(Figure dataset records)
%%

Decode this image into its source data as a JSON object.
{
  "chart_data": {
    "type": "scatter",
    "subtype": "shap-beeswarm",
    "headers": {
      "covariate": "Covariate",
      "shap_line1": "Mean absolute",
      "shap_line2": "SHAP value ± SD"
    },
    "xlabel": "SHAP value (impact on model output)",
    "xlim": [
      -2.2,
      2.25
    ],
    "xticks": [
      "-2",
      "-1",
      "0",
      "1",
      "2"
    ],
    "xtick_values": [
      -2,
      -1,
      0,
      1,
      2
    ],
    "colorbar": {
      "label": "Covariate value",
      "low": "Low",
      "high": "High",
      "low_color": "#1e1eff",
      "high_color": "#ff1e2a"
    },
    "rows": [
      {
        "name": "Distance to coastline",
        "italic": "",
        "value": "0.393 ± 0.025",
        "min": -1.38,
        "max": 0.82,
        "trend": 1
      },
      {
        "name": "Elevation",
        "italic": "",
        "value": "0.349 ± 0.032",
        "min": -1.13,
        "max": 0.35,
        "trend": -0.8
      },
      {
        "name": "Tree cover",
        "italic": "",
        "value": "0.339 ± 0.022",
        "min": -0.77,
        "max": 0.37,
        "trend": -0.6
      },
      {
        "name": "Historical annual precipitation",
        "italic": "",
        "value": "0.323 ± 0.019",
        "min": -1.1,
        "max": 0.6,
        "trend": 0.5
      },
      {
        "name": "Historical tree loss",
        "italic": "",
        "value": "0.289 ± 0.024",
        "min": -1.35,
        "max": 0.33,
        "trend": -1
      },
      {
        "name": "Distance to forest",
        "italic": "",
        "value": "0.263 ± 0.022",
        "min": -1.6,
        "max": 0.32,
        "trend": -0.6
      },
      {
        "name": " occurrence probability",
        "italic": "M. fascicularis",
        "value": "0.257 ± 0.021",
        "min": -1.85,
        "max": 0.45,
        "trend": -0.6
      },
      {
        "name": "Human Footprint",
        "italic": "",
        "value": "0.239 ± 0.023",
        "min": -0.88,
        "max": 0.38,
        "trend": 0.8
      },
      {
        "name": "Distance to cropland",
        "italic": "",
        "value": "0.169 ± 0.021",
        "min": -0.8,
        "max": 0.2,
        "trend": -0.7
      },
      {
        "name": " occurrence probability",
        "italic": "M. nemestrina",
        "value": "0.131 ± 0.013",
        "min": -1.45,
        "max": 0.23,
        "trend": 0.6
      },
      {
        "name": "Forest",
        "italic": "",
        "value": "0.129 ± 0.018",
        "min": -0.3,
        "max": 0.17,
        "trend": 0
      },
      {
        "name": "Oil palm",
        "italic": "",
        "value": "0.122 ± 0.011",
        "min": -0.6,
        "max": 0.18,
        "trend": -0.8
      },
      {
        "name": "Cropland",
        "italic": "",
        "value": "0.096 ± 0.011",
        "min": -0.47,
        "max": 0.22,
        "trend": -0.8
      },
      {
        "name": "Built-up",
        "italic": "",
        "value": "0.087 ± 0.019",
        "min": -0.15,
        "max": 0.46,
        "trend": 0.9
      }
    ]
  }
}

%%

GIVEN TASK:
All of the material above needs to be retyped word for word.

ANSWER BELOW:
Decode this image into its source data as a JSON object.
{
  "chart_data": {
    "type": "scatter",
    "subtype": "shap-beeswarm",
    "headers": {
      "covariate": "Covariate",
      "shap_line1": "Mean absolute",
      "shap_line2": "SHAP value ± SD"
    },
    "xlabel": "SHAP value (impact on model output)",
    "xlim": [
      -2.2,
      2.25
    ],
    "xticks": [
      "-2",
      "-1",
      "0",
      "1",
      "2"
    ],
    "xtick_values": [
      -2,
      -1,
      0,
      1,
      2
    ],
    "colorbar": {
      "label": "Covariate value",
      "low": "Low",
      "high": "High",
      "low_color": "#1e1eff",
      "high_color": "#ff1e2a"
    },
    "rows": [
      {
        "name": "Distance to coastline",
        "italic": "",
        "value": "0.393 ± 0.025",
        "min": -1.38,
        "max": 0.82,
        "trend": 1
      },
      {
        "name": "Elevation",
        "italic": "",
        "value": "0.349 ± 0.032",
        "min": -1.13,
        "max": 0.35,
        "trend": -0.8
      },
      {
        "name": "Tree cover",
        "italic": "",
        "value": "0.339 ± 0.022",
        "min": -0.77,
        "max": 0.37,
        "trend": -0.6
      },
      {
        "name": "Historical annual precipitation",
        "italic": "",
        "value": "0.323 ± 0.019",
        "min": -1.1,
        "max": 0.6,
        "trend": 0.5
      },
      {
        "name": "Historical tree loss",
        "italic": "",
        "value": "0.289 ± 0.024",
        "min": -1.35,
        "max": 0.33,
        "trend": -1
      },
      {
        "name": "Distance to forest",
        "italic": "",
        "value": "0.263 ± 0.022",
        "min": -1.6,
        "max": 0.32,
        "trend": -0.6
      },
      {
        "name": " occurrence probability",
        "italic": "M. fascicularis",
        "value": "0.257 ± 0.021",
        "min": -1.85,
        "max": 0.45,
        "trend": -0.6
      },
      {
        "name": "Human Footprint",
        "italic": "",
        "value": "0.239 ± 0.023",
        "min": -0.88,
        "max": 0.38,
        "trend": 0.8
      },
      {
        "name": "Distance to cropland",
        "italic": "",
        "value": "0.169 ± 0.021",
        "min": -0.8,
        "max": 0.2,
        "trend": -0.7
      },
      {
        "name": " occurrence probability",
        "italic": "M. nemestrina",
        "value": "0.131 ± 0.013",
        "min": -1.45,
        "max": 0.23,
        "trend": 0.6
      },
      {
        "name": "Forest",
        "italic": "",
        "value": "0.129 ± 0.018",
        "min": -0.3,
        "max": 0.17,
        "trend": 0
      },
      {
        "name": "Oil palm",
        "italic": "",
        "value": "0.122 ± 0.011",
        "min": -0.6,
        "max": 0.18,
        "trend": -0.8
      },
      {
        "name": "Cropland",
        "italic": "",
        "value": "0.096 ± 0.011",
        "min": -0.47,
        "max": 0.22,
        "trend": -0.8
      },
      {
        "name": "Built-up",
        "italic": "",
        "value": "0.087 ± 0.019",
        "min": -0.15,
        "max": 0.46,
        "trend": 0.9
      }
    ]
  }
}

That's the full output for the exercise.